- EXERCISE:
Will you output all of the data below exactly, omitting the images?

- RECORD EXTRACTS:
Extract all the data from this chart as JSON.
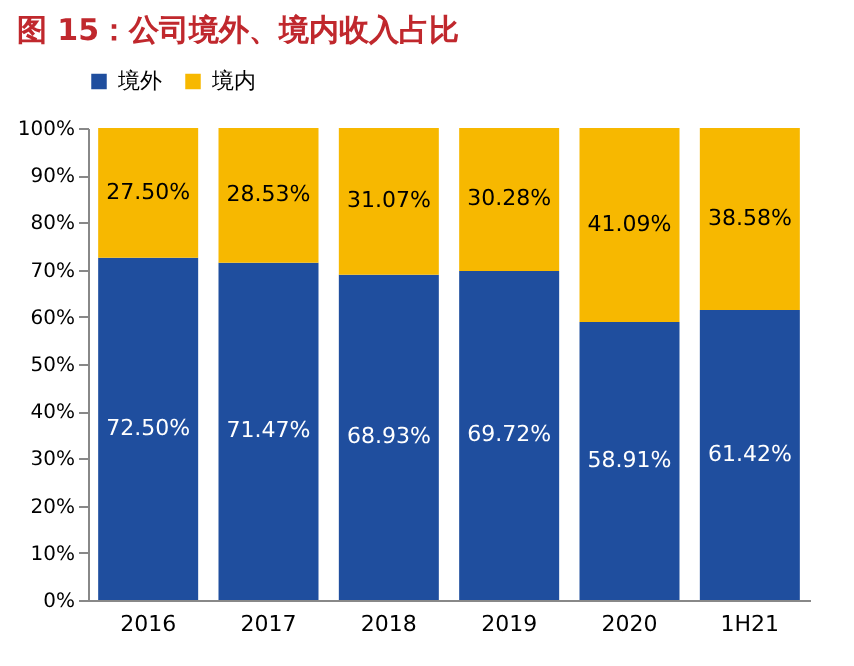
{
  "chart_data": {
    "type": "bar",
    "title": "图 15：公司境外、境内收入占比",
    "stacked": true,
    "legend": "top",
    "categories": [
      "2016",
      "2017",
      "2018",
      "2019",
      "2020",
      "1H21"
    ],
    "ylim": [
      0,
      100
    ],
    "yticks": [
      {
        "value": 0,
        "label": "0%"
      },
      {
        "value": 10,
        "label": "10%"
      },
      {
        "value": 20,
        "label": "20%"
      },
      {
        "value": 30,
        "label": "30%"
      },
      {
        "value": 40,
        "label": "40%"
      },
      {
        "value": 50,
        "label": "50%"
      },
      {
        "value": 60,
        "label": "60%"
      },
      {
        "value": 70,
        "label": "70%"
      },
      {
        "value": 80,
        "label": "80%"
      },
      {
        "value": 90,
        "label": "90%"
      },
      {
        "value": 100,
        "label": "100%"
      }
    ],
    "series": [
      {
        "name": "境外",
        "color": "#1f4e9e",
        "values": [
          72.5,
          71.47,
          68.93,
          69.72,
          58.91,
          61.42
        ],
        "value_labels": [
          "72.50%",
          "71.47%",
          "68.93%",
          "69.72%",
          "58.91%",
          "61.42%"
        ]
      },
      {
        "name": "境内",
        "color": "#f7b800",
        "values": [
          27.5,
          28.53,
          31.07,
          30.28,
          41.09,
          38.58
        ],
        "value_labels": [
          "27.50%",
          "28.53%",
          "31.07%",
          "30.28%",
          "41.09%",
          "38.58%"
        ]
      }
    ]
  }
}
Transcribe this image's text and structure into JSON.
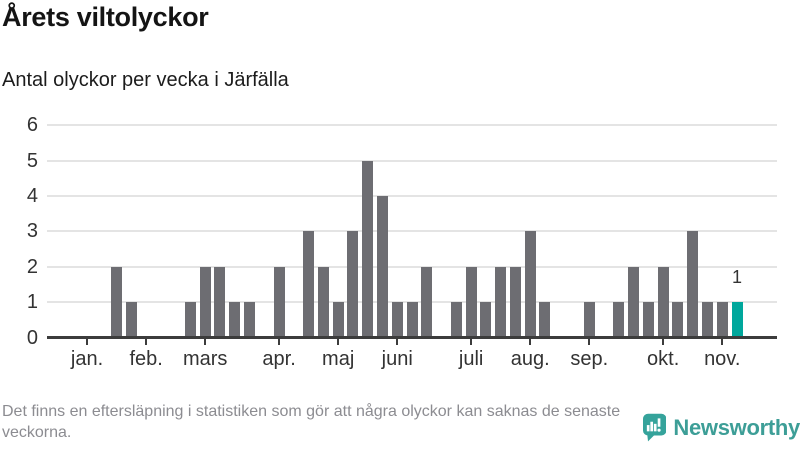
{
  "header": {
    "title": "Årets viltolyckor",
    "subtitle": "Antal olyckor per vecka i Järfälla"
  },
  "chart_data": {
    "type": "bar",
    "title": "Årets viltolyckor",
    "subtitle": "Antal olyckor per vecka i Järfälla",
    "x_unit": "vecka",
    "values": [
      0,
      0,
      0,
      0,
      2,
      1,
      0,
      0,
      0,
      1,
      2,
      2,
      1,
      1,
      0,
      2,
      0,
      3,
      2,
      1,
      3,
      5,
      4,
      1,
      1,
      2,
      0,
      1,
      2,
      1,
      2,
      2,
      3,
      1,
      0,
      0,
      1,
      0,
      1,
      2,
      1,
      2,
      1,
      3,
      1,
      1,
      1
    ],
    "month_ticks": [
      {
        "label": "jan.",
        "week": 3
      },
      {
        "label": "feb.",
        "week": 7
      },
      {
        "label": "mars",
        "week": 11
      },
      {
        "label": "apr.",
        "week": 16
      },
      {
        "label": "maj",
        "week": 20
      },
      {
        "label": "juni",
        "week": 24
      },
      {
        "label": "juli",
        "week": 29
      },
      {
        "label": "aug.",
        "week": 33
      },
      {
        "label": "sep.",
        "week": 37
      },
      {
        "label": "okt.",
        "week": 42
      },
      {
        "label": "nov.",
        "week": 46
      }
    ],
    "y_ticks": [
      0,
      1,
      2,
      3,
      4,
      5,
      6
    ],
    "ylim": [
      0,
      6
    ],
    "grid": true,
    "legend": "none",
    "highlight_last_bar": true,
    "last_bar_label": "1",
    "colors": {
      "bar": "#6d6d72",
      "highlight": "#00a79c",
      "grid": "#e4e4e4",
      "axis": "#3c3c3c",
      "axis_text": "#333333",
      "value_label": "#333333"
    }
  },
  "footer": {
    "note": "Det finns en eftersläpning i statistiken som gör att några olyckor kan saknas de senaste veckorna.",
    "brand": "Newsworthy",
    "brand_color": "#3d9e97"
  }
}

- RESPONSE TO THIS EXERCISE:
Extract all the data from this chart as JSON.
{
  "chart_data": {
    "type": "bar",
    "title": "图 15：公司境外、境内收入占比",
    "stacked": true,
    "legend": "top",
    "categories": [
      "2016",
      "2017",
      "2018",
      "2019",
      "2020",
      "1H21"
    ],
    "ylim": [
      0,
      100
    ],
    "yticks": [
      {
        "value": 0,
        "label": "0%"
      },
      {
        "value": 10,
        "label": "10%"
      },
      {
        "value": 20,
        "label": "20%"
      },
      {
        "value": 30,
        "label": "30%"
      },
      {
        "value": 40,
        "label": "40%"
      },
      {
        "value": 50,
        "label": "50%"
      },
      {
        "value": 60,
        "label": "60%"
      },
      {
        "value": 70,
        "label": "70%"
      },
      {
        "value": 80,
        "label": "80%"
      },
      {
        "value": 90,
        "label": "90%"
      },
      {
        "value": 100,
        "label": "100%"
      }
    ],
    "series": [
      {
        "name": "境外",
        "color": "#1f4e9e",
        "values": [
          72.5,
          71.47,
          68.93,
          69.72,
          58.91,
          61.42
        ],
        "value_labels": [
          "72.50%",
          "71.47%",
          "68.93%",
          "69.72%",
          "58.91%",
          "61.42%"
        ]
      },
      {
        "name": "境内",
        "color": "#f7b800",
        "values": [
          27.5,
          28.53,
          31.07,
          30.28,
          41.09,
          38.58
        ],
        "value_labels": [
          "27.50%",
          "28.53%",
          "31.07%",
          "30.28%",
          "41.09%",
          "38.58%"
        ]
      }
    ]
  }
}
Transcribe this image's text and structure into JSON.
{
  "header": {
    "title": "Årets viltolyckor",
    "subtitle": "Antal olyckor per vecka i Järfälla"
  },
  "chart_data": {
    "type": "bar",
    "title": "Årets viltolyckor",
    "subtitle": "Antal olyckor per vecka i Järfälla",
    "x_unit": "vecka",
    "values": [
      0,
      0,
      0,
      0,
      2,
      1,
      0,
      0,
      0,
      1,
      2,
      2,
      1,
      1,
      0,
      2,
      0,
      3,
      2,
      1,
      3,
      5,
      4,
      1,
      1,
      2,
      0,
      1,
      2,
      1,
      2,
      2,
      3,
      1,
      0,
      0,
      1,
      0,
      1,
      2,
      1,
      2,
      1,
      3,
      1,
      1,
      1
    ],
    "month_ticks": [
      {
        "label": "jan.",
        "week": 3
      },
      {
        "label": "feb.",
        "week": 7
      },
      {
        "label": "mars",
        "week": 11
      },
      {
        "label": "apr.",
        "week": 16
      },
      {
        "label": "maj",
        "week": 20
      },
      {
        "label": "juni",
        "week": 24
      },
      {
        "label": "juli",
        "week": 29
      },
      {
        "label": "aug.",
        "week": 33
      },
      {
        "label": "sep.",
        "week": 37
      },
      {
        "label": "okt.",
        "week": 42
      },
      {
        "label": "nov.",
        "week": 46
      }
    ],
    "y_ticks": [
      0,
      1,
      2,
      3,
      4,
      5,
      6
    ],
    "ylim": [
      0,
      6
    ],
    "grid": true,
    "legend": "none",
    "highlight_last_bar": true,
    "last_bar_label": "1",
    "colors": {
      "bar": "#6d6d72",
      "highlight": "#00a79c",
      "grid": "#e4e4e4",
      "axis": "#3c3c3c",
      "axis_text": "#333333",
      "value_label": "#333333"
    }
  },
  "footer": {
    "note": "Det finns en eftersläpning i statistiken som gör att några olyckor kan saknas de senaste veckorna.",
    "brand": "Newsworthy",
    "brand_color": "#3d9e97"
  }
}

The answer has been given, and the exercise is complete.